- GOAL: Retype the whole listing verbatim and keep the pictures out of it.

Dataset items

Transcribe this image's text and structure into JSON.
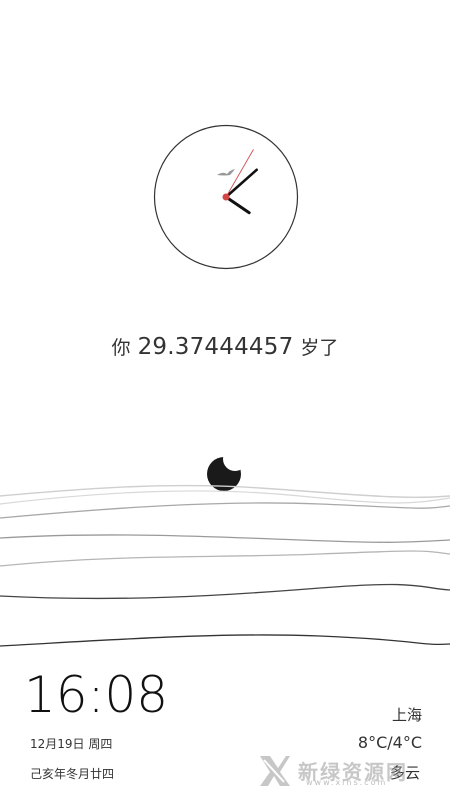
{
  "clock": {
    "hour": 16,
    "minute": 8,
    "second": 5
  },
  "age": {
    "prefix": "你",
    "value": "29.37444457",
    "suffix": "岁了"
  },
  "status": {
    "time": "16:08",
    "date": "12月19日 周四",
    "lunar": "己亥年冬月廿四",
    "city": "上海",
    "temperature": "8°C/4°C",
    "condition": "多云"
  },
  "watermark": {
    "text": "新绿资源网",
    "url": "www.xlhs.com"
  },
  "colors": {
    "second_hand": "#d05050",
    "hands": "#111111",
    "moon": "#1a1a1a"
  }
}
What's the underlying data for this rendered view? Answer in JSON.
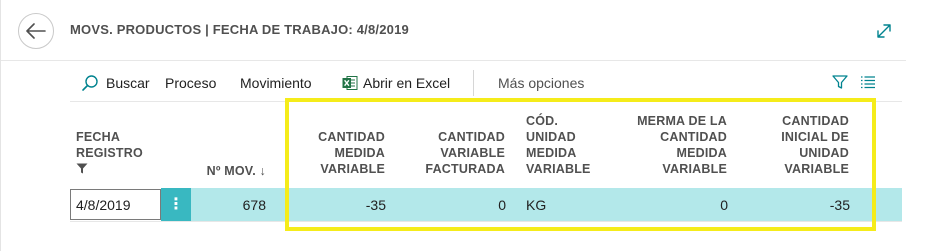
{
  "header": {
    "title": "MOVS. PRODUCTOS | FECHA DE TRABAJO: 4/8/2019"
  },
  "actions": {
    "search": "Buscar",
    "proceso": "Proceso",
    "movimiento": "Movimiento",
    "excel": "Abrir en Excel",
    "more": "Más opciones"
  },
  "columns": {
    "fecha_registro": "FECHA REGISTRO",
    "n_mov": "Nº MOV. ↓",
    "cantidad_medida_variable": "CANTIDAD MEDIDA VARIABLE",
    "cantidad_variable_facturada": "CANTIDAD VARIABLE FACTURADA",
    "cod_unidad_medida_variable": "CÓD. UNIDAD MEDIDA VARIABLE",
    "merma_cantidad_medida_variable": "MERMA DE LA CANTIDAD MEDIDA VARIABLE",
    "cantidad_inicial_unidad_variable": "CANTIDAD INICIAL DE UNIDAD VARIABLE"
  },
  "rows": [
    {
      "fecha_registro": "4/8/2019",
      "menu": "⋮",
      "n_mov": "678",
      "cantidad_medida_variable": "-35",
      "cantidad_variable_facturada": "0",
      "cod_unidad_medida_variable": "KG",
      "merma_cantidad_medida_variable": "0",
      "cantidad_inicial_unidad_variable": "-35"
    }
  ],
  "colors": {
    "row_selected": "#b3e8ea",
    "menu_cell": "#39b8c1",
    "accent": "#00838f",
    "excel": "#217346",
    "highlight": "#f5ec1a"
  },
  "icons": {
    "back": "arrow-left-icon",
    "expand": "expand-diagonal-icon",
    "search": "search-icon",
    "excel": "excel-icon",
    "filter": "filter-icon",
    "list": "list-view-icon"
  }
}
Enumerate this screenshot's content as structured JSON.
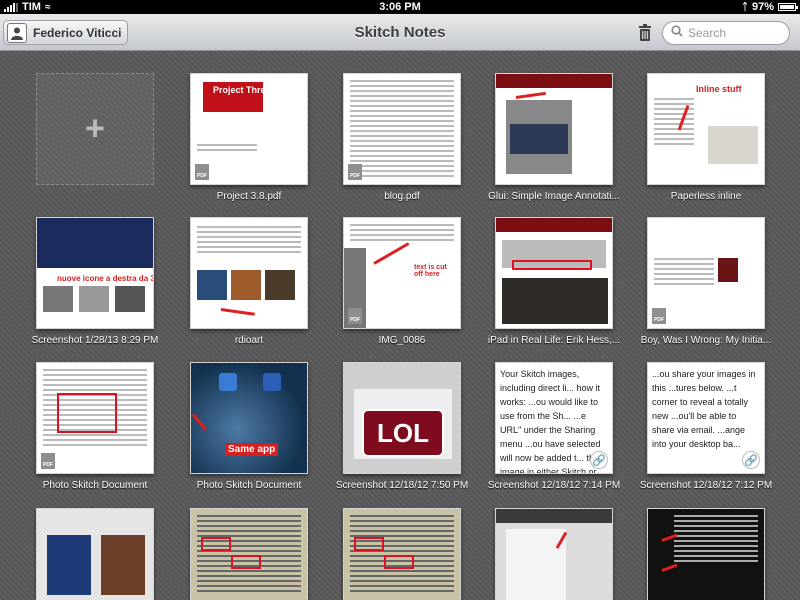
{
  "status_bar": {
    "carrier": "TIM",
    "time": "3:06 PM",
    "battery": "97%",
    "battery_level": 0.97
  },
  "nav": {
    "user_name": "Federico Viticci",
    "title": "Skitch Notes",
    "search_placeholder": "Search"
  },
  "notes": [
    {
      "label": "Project 3.8.pdf",
      "thumb_text": "Project Three"
    },
    {
      "label": "blog.pdf"
    },
    {
      "label": "Glui: Simple Image Annotati..."
    },
    {
      "label": "Paperless inline",
      "thumb_text": "Inline stuff"
    },
    {
      "label": "Screenshot 1/28/13 8:29 PM",
      "thumb_text": "nuove icone a destra da 3.3"
    },
    {
      "label": "rdioart"
    },
    {
      "label": "IMG_0086",
      "thumb_text": "text is cut off here"
    },
    {
      "label": "iPad in Real Life: Erik Hess,..."
    },
    {
      "label": "Boy, Was I Wrong: My Initia..."
    },
    {
      "label": "Photo Skitch Document"
    },
    {
      "label": "Photo Skitch Document",
      "thumb_text": "Same app"
    },
    {
      "label": "Screenshot 12/18/12 7:50 PM",
      "thumb_text": "LOL"
    },
    {
      "label": "Screenshot 12/18/12 7:14 PM",
      "thumb_text": "Your Skitch images, including direct li... how it works: ...ou would like to use from the Sh... ...e URL\" under the Sharing menu ...ou have selected will now be added t... the image in either Skitch or Everno... this version, you'll notice that"
    },
    {
      "label": "Screenshot 12/18/12 7:12 PM",
      "thumb_text": "...ou share your images in this ...tures below. ...t corner to reveal a totally new ...ou'll be able to share via email. ...ange into your desktop ba..."
    },
    {
      "label": ""
    },
    {
      "label": ""
    },
    {
      "label": ""
    },
    {
      "label": ""
    },
    {
      "label": ""
    }
  ],
  "icons": {
    "trash": "trash-icon",
    "search": "search-icon",
    "add": "plus-icon",
    "pdf": "pdf-file-icon",
    "link": "link-icon"
  },
  "colors": {
    "accent_red": "#c0111a",
    "background": "#5c5c5c"
  }
}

- COMPLETE RESPONSE:
Transcribe this image's text and structure into JSON.
{
  "clock": {
    "hour": 16,
    "minute": 8,
    "second": 5
  },
  "age": {
    "prefix": "你",
    "value": "29.37444457",
    "suffix": "岁了"
  },
  "status": {
    "time": "16:08",
    "date": "12月19日 周四",
    "lunar": "己亥年冬月廿四",
    "city": "上海",
    "temperature": "8°C/4°C",
    "condition": "多云"
  },
  "watermark": {
    "text": "新绿资源网",
    "url": "www.xlhs.com"
  },
  "colors": {
    "second_hand": "#d05050",
    "hands": "#111111",
    "moon": "#1a1a1a"
  }
}
What's the underlying data for this rendered view? Answer in JSON.
{
  "header": {
    "title": "MOVS. PRODUCTOS | FECHA DE TRABAJO: 4/8/2019"
  },
  "actions": {
    "search": "Buscar",
    "proceso": "Proceso",
    "movimiento": "Movimiento",
    "excel": "Abrir en Excel",
    "more": "Más opciones"
  },
  "columns": {
    "fecha_registro": "FECHA REGISTRO",
    "n_mov": "Nº MOV. ↓",
    "cantidad_medida_variable": "CANTIDAD MEDIDA VARIABLE",
    "cantidad_variable_facturada": "CANTIDAD VARIABLE FACTURADA",
    "cod_unidad_medida_variable": "CÓD. UNIDAD MEDIDA VARIABLE",
    "merma_cantidad_medida_variable": "MERMA DE LA CANTIDAD MEDIDA VARIABLE",
    "cantidad_inicial_unidad_variable": "CANTIDAD INICIAL DE UNIDAD VARIABLE"
  },
  "rows": [
    {
      "fecha_registro": "4/8/2019",
      "menu": "⋮",
      "n_mov": "678",
      "cantidad_medida_variable": "-35",
      "cantidad_variable_facturada": "0",
      "cod_unidad_medida_variable": "KG",
      "merma_cantidad_medida_variable": "0",
      "cantidad_inicial_unidad_variable": "-35"
    }
  ],
  "colors": {
    "row_selected": "#b3e8ea",
    "menu_cell": "#39b8c1",
    "accent": "#00838f",
    "excel": "#217346",
    "highlight": "#f5ec1a"
  },
  "icons": {
    "back": "arrow-left-icon",
    "expand": "expand-diagonal-icon",
    "search": "search-icon",
    "excel": "excel-icon",
    "filter": "filter-icon",
    "list": "list-view-icon"
  }
}
Enumerate this screenshot's content as structured JSON.
{
  "status_bar": {
    "carrier": "TIM",
    "time": "3:06 PM",
    "battery": "97%",
    "battery_level": 0.97
  },
  "nav": {
    "user_name": "Federico Viticci",
    "title": "Skitch Notes",
    "search_placeholder": "Search"
  },
  "notes": [
    {
      "label": "Project 3.8.pdf",
      "thumb_text": "Project Three"
    },
    {
      "label": "blog.pdf"
    },
    {
      "label": "Glui: Simple Image Annotati..."
    },
    {
      "label": "Paperless inline",
      "thumb_text": "Inline stuff"
    },
    {
      "label": "Screenshot 1/28/13 8:29 PM",
      "thumb_text": "nuove icone a destra da 3.3"
    },
    {
      "label": "rdioart"
    },
    {
      "label": "IMG_0086",
      "thumb_text": "text is cut off here"
    },
    {
      "label": "iPad in Real Life: Erik Hess,..."
    },
    {
      "label": "Boy, Was I Wrong: My Initia..."
    },
    {
      "label": "Photo Skitch Document"
    },
    {
      "label": "Photo Skitch Document",
      "thumb_text": "Same app"
    },
    {
      "label": "Screenshot 12/18/12 7:50 PM",
      "thumb_text": "LOL"
    },
    {
      "label": "Screenshot 12/18/12 7:14 PM",
      "thumb_text": "Your Skitch images, including direct li... how it works: ...ou would like to use from the Sh... ...e URL\" under the Sharing menu ...ou have selected will now be added t... the image in either Skitch or Everno... this version, you'll notice that"
    },
    {
      "label": "Screenshot 12/18/12 7:12 PM",
      "thumb_text": "...ou share your images in this ...tures below. ...t corner to reveal a totally new ...ou'll be able to share via email. ...ange into your desktop ba..."
    },
    {
      "label": ""
    },
    {
      "label": ""
    },
    {
      "label": ""
    },
    {
      "label": ""
    },
    {
      "label": ""
    }
  ],
  "icons": {
    "trash": "trash-icon",
    "search": "search-icon",
    "add": "plus-icon",
    "pdf": "pdf-file-icon",
    "link": "link-icon"
  },
  "colors": {
    "accent_red": "#c0111a",
    "background": "#5c5c5c"
  }
}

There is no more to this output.